*The exercise*. Find the string "running" and gather every line that holds it.

--- Begin Raw data ---

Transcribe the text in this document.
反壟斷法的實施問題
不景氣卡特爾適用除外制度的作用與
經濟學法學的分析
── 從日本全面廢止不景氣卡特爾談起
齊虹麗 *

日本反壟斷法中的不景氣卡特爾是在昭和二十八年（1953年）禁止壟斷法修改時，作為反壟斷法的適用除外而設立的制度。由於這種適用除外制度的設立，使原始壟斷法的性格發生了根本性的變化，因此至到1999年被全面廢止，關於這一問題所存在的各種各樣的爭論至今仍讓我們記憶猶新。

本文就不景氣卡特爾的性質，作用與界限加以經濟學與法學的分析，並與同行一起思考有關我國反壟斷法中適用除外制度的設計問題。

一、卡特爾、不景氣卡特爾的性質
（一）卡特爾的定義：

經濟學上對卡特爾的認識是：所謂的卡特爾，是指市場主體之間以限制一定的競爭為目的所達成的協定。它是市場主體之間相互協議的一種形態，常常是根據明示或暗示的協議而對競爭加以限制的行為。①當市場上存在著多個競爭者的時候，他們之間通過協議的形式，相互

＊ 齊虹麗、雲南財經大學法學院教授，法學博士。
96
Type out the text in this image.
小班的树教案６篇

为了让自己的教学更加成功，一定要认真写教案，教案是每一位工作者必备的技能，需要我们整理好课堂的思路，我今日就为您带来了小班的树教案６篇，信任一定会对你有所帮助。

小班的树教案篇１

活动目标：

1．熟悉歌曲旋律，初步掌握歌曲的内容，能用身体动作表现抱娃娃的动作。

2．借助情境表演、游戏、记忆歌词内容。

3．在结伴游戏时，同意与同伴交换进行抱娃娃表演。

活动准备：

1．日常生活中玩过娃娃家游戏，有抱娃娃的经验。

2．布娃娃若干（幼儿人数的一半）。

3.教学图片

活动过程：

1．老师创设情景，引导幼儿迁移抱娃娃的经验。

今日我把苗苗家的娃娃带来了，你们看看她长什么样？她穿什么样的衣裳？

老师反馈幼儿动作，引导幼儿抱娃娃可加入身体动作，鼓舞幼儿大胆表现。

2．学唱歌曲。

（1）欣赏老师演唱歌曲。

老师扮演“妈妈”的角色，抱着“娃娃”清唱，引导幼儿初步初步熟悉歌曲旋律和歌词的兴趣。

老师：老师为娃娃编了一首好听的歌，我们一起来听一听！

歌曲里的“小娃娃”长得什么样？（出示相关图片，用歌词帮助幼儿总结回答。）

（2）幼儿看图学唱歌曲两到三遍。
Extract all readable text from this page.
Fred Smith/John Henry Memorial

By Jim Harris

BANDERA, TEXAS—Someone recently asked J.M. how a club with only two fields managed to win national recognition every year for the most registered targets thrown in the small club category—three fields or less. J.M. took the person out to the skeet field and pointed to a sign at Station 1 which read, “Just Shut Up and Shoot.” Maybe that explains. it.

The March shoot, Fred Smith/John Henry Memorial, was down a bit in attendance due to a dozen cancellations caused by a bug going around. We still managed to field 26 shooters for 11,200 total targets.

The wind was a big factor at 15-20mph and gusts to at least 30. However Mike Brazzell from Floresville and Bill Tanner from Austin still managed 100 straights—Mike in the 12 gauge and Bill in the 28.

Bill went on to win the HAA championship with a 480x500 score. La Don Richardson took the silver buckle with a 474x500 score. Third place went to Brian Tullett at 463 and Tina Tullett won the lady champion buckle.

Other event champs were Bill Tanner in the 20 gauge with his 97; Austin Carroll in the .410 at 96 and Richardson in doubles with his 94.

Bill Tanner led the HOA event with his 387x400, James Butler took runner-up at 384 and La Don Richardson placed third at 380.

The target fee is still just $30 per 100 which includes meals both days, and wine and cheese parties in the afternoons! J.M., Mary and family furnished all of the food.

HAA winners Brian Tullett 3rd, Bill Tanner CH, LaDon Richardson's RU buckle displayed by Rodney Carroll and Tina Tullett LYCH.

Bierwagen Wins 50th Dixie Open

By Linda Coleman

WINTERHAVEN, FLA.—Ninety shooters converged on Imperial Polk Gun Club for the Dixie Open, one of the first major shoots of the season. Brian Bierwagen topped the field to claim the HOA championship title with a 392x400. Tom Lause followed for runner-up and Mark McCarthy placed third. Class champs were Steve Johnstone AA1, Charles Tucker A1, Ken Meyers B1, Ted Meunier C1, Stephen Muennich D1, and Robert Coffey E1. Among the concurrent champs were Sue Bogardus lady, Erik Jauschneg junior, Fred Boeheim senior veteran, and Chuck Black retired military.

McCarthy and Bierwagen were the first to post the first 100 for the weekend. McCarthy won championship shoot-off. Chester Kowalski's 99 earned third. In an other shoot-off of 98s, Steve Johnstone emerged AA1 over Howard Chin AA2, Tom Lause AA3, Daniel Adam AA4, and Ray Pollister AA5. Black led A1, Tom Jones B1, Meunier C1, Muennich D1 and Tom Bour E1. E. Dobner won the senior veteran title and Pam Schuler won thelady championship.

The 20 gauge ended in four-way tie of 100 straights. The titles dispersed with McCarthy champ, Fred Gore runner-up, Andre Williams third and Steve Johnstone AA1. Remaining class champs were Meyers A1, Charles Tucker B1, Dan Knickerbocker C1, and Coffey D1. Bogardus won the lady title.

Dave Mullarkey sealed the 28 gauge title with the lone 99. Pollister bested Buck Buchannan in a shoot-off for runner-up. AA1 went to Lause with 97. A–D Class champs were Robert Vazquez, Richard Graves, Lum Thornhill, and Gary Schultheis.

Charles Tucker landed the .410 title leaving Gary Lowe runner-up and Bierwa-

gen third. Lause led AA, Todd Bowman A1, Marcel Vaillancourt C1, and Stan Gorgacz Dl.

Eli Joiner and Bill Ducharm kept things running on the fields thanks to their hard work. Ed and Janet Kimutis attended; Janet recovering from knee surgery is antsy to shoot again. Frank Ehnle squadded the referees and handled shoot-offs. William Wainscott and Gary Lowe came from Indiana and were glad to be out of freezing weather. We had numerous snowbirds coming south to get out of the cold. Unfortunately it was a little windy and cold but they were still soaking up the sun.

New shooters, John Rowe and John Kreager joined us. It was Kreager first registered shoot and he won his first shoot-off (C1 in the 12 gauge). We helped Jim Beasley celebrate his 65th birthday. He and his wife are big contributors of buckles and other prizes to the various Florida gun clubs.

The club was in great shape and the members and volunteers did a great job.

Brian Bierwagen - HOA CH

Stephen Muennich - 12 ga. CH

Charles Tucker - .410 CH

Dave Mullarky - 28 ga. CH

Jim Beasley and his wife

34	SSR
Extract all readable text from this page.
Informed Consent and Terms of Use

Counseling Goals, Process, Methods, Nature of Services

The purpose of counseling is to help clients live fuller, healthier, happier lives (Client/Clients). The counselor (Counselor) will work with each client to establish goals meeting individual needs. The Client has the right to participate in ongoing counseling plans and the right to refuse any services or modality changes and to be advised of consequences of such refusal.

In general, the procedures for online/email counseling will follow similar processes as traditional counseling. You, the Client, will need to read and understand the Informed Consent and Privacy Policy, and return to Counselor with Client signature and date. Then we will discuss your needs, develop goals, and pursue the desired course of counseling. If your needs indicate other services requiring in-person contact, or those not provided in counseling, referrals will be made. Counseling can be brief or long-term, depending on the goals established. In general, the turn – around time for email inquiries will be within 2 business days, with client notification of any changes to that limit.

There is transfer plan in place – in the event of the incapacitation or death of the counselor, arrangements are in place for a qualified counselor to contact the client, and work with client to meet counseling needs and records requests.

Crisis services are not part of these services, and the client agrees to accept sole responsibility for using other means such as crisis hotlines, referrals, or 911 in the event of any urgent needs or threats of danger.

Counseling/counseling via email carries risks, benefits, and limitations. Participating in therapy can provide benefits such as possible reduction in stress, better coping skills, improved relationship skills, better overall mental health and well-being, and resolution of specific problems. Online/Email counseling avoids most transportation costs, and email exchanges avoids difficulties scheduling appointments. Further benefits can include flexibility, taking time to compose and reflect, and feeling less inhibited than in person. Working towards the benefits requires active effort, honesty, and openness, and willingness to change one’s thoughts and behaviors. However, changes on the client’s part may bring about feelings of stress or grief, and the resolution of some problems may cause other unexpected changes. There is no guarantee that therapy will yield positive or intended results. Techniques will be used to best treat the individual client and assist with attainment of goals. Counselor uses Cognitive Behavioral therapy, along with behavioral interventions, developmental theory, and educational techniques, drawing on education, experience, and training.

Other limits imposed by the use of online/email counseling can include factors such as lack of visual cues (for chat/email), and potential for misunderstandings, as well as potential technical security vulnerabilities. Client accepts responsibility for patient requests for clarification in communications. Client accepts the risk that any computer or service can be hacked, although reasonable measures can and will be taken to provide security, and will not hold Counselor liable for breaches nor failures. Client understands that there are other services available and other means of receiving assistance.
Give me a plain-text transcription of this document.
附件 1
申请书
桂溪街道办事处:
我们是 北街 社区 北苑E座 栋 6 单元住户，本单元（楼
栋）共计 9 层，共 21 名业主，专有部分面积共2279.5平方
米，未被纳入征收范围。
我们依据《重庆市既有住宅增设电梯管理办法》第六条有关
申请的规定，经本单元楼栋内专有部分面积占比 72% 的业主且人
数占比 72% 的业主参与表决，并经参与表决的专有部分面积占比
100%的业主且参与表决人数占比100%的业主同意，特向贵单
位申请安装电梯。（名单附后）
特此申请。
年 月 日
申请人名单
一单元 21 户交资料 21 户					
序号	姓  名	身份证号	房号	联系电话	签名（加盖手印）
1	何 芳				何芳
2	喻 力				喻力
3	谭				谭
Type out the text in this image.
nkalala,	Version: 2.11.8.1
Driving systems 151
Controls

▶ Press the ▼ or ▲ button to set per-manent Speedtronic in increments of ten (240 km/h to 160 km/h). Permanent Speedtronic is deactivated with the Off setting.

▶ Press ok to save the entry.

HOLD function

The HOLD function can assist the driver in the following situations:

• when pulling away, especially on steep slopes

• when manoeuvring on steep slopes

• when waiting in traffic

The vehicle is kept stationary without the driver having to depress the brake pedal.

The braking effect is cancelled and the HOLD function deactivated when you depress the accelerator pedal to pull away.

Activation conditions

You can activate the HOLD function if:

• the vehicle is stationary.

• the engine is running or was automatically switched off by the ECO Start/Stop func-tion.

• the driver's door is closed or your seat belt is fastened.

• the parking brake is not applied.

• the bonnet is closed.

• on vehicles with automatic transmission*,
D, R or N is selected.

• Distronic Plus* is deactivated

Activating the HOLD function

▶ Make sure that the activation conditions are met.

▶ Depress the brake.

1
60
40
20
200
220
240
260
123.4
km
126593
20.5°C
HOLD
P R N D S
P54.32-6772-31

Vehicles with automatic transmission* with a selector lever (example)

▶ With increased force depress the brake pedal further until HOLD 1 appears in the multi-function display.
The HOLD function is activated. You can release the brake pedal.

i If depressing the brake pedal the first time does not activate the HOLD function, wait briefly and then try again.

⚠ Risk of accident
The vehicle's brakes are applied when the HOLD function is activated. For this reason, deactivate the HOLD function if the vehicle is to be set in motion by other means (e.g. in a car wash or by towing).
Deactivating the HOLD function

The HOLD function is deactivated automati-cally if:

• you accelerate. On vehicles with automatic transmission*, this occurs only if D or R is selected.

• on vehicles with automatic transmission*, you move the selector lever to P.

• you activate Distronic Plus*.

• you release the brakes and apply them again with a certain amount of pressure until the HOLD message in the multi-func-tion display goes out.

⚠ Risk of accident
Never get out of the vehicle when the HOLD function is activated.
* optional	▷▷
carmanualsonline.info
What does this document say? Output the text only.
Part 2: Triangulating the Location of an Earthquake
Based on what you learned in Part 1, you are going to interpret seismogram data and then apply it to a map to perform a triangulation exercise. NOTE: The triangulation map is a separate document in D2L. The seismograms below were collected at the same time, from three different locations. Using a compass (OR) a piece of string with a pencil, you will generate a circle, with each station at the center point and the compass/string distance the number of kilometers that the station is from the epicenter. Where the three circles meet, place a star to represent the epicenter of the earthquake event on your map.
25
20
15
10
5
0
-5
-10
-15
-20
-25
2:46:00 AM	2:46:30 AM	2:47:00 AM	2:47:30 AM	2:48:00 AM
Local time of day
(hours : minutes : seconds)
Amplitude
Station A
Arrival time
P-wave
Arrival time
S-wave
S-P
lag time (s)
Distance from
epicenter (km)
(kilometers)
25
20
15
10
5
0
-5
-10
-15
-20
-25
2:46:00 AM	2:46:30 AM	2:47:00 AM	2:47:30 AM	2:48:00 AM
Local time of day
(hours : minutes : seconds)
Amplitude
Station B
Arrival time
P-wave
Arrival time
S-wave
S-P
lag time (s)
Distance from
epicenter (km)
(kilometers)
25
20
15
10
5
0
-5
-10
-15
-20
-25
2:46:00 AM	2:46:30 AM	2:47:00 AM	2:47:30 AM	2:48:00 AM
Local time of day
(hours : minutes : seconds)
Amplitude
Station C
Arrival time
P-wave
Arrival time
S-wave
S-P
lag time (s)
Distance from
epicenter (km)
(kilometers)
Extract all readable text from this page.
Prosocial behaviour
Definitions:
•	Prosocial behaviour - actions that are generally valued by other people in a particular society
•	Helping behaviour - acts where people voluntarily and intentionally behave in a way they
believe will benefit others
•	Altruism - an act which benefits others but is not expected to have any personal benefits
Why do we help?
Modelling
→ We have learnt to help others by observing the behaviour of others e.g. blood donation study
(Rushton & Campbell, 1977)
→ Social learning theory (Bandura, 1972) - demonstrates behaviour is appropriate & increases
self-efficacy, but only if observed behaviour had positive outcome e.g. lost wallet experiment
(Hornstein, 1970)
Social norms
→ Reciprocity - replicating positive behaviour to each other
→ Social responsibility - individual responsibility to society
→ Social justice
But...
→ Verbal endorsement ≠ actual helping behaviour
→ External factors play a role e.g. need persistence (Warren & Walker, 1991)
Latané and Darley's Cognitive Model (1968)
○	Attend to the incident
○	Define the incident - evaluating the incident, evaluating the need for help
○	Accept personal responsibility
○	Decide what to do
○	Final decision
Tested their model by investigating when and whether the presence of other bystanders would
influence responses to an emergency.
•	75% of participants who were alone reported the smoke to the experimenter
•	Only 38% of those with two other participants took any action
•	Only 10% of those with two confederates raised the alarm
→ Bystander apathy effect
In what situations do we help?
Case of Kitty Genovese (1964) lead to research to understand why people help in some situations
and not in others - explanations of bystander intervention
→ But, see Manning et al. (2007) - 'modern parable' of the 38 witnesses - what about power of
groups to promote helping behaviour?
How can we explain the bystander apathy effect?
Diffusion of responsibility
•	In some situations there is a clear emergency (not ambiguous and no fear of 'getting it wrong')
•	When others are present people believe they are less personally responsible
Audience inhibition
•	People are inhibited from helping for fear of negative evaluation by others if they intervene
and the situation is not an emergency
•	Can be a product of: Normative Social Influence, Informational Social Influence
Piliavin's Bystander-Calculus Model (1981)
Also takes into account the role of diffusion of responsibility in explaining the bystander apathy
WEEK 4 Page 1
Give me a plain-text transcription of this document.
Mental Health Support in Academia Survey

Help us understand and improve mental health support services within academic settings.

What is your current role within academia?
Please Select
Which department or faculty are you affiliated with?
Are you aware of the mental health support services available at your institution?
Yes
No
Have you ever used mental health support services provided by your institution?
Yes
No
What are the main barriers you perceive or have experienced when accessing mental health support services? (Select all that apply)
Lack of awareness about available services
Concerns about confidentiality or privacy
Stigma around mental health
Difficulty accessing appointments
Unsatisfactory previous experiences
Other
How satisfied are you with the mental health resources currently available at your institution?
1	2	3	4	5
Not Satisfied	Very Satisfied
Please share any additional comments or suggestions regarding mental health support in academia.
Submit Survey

--- End Raw data ---

*Written response*.
Eli Joiner and Bill Ducharm kept things running on the fields thanks to their hard work. Ed and Janet Kimutis attended; Janet recovering from knee surgery is antsy to shoot again. Frank Ehnle squadded the referees and handled shoot-offs. William Wainscott and Gary Lowe came from Indiana and were glad to be out of freezing weather. We had numerous snowbirds coming south to get out of the cold. Unfortunately it was a little windy and cold but they were still soaking up the sun.
• the engine is running or was automatically switched off by the ECO Start/Stop func-tion.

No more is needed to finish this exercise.